▶ [STORED DATA]:
==============================
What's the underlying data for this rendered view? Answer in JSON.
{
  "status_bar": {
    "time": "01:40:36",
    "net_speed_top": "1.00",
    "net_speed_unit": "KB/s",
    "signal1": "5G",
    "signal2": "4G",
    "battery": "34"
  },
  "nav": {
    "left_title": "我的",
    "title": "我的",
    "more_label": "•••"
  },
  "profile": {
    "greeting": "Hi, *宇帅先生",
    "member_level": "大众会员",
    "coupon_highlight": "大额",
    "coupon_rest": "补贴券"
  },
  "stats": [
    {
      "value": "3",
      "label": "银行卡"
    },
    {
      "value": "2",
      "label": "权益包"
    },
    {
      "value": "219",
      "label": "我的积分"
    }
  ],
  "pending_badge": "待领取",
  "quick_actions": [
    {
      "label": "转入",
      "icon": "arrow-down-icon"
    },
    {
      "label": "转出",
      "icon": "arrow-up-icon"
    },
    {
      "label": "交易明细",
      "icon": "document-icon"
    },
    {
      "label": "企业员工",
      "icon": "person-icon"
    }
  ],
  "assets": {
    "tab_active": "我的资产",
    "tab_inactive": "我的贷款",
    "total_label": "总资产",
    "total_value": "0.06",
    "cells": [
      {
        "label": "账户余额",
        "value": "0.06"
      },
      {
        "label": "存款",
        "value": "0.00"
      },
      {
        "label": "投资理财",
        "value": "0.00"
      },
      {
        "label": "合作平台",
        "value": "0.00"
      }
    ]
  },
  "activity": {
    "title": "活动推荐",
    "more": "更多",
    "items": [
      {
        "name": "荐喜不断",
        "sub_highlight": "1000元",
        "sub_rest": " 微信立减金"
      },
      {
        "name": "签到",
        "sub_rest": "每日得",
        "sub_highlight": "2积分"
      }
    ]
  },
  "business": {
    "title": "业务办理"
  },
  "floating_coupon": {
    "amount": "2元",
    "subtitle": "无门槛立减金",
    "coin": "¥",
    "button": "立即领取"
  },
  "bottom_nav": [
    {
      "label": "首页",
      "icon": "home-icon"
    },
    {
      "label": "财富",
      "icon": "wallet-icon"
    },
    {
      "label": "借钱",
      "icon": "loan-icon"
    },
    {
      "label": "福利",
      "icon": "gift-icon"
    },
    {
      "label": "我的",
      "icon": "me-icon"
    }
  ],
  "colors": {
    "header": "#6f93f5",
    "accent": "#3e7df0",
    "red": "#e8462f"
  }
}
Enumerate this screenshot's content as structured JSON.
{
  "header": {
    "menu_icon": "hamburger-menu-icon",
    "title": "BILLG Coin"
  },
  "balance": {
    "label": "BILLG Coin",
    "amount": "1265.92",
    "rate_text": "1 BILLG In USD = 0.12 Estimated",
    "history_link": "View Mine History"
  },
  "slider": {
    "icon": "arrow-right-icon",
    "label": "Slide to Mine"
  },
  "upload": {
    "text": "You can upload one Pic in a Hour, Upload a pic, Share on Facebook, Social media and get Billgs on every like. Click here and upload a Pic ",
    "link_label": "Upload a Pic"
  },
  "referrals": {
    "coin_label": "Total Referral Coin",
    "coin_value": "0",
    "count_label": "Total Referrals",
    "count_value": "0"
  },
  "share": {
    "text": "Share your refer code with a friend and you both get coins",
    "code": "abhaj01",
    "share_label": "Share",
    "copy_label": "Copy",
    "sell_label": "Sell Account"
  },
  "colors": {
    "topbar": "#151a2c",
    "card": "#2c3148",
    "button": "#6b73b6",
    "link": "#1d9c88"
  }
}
==============================
▶ [WRITTEN EXERCISE]: Take the entries above and transcribe them in full.

▶ [THE RESPONSE]:
What's the underlying data for this rendered view? Answer in JSON.
{
  "status_bar": {
    "time": "01:40:36",
    "net_speed_top": "1.00",
    "net_speed_unit": "KB/s",
    "signal1": "5G",
    "signal2": "4G",
    "battery": "34"
  },
  "nav": {
    "left_title": "我的",
    "title": "我的",
    "more_label": "•••"
  },
  "profile": {
    "greeting": "Hi, *宇帅先生",
    "member_level": "大众会员",
    "coupon_highlight": "大额",
    "coupon_rest": "补贴券"
  },
  "stats": [
    {
      "value": "3",
      "label": "银行卡"
    },
    {
      "value": "2",
      "label": "权益包"
    },
    {
      "value": "219",
      "label": "我的积分"
    }
  ],
  "pending_badge": "待领取",
  "quick_actions": [
    {
      "label": "转入",
      "icon": "arrow-down-icon"
    },
    {
      "label": "转出",
      "icon": "arrow-up-icon"
    },
    {
      "label": "交易明细",
      "icon": "document-icon"
    },
    {
      "label": "企业员工",
      "icon": "person-icon"
    }
  ],
  "assets": {
    "tab_active": "我的资产",
    "tab_inactive": "我的贷款",
    "total_label": "总资产",
    "total_value": "0.06",
    "cells": [
      {
        "label": "账户余额",
        "value": "0.06"
      },
      {
        "label": "存款",
        "value": "0.00"
      },
      {
        "label": "投资理财",
        "value": "0.00"
      },
      {
        "label": "合作平台",
        "value": "0.00"
      }
    ]
  },
  "activity": {
    "title": "活动推荐",
    "more": "更多",
    "items": [
      {
        "name": "荐喜不断",
        "sub_highlight": "1000元",
        "sub_rest": " 微信立减金"
      },
      {
        "name": "签到",
        "sub_rest": "每日得",
        "sub_highlight": "2积分"
      }
    ]
  },
  "business": {
    "title": "业务办理"
  },
  "floating_coupon": {
    "amount": "2元",
    "subtitle": "无门槛立减金",
    "coin": "¥",
    "button": "立即领取"
  },
  "bottom_nav": [
    {
      "label": "首页",
      "icon": "home-icon"
    },
    {
      "label": "财富",
      "icon": "wallet-icon"
    },
    {
      "label": "借钱",
      "icon": "loan-icon"
    },
    {
      "label": "福利",
      "icon": "gift-icon"
    },
    {
      "label": "我的",
      "icon": "me-icon"
    }
  ],
  "colors": {
    "header": "#6f93f5",
    "accent": "#3e7df0",
    "red": "#e8462f"
  }
}
Enumerate this screenshot's content as structured JSON.
{
  "header": {
    "menu_icon": "hamburger-menu-icon",
    "title": "BILLG Coin"
  },
  "balance": {
    "label": "BILLG Coin",
    "amount": "1265.92",
    "rate_text": "1 BILLG In USD = 0.12 Estimated",
    "history_link": "View Mine History"
  },
  "slider": {
    "icon": "arrow-right-icon",
    "label": "Slide to Mine"
  },
  "upload": {
    "text": "You can upload one Pic in a Hour, Upload a pic, Share on Facebook, Social media and get Billgs on every like. Click here and upload a Pic ",
    "link_label": "Upload a Pic"
  },
  "referrals": {
    "coin_label": "Total Referral Coin",
    "coin_value": "0",
    "count_label": "Total Referrals",
    "count_value": "0"
  },
  "share": {
    "text": "Share your refer code with a friend and you both get coins",
    "code": "abhaj01",
    "share_label": "Share",
    "copy_label": "Copy",
    "sell_label": "Sell Account"
  },
  "colors": {
    "topbar": "#151a2c",
    "card": "#2c3148",
    "button": "#6b73b6",
    "link": "#1d9c88"
  }
}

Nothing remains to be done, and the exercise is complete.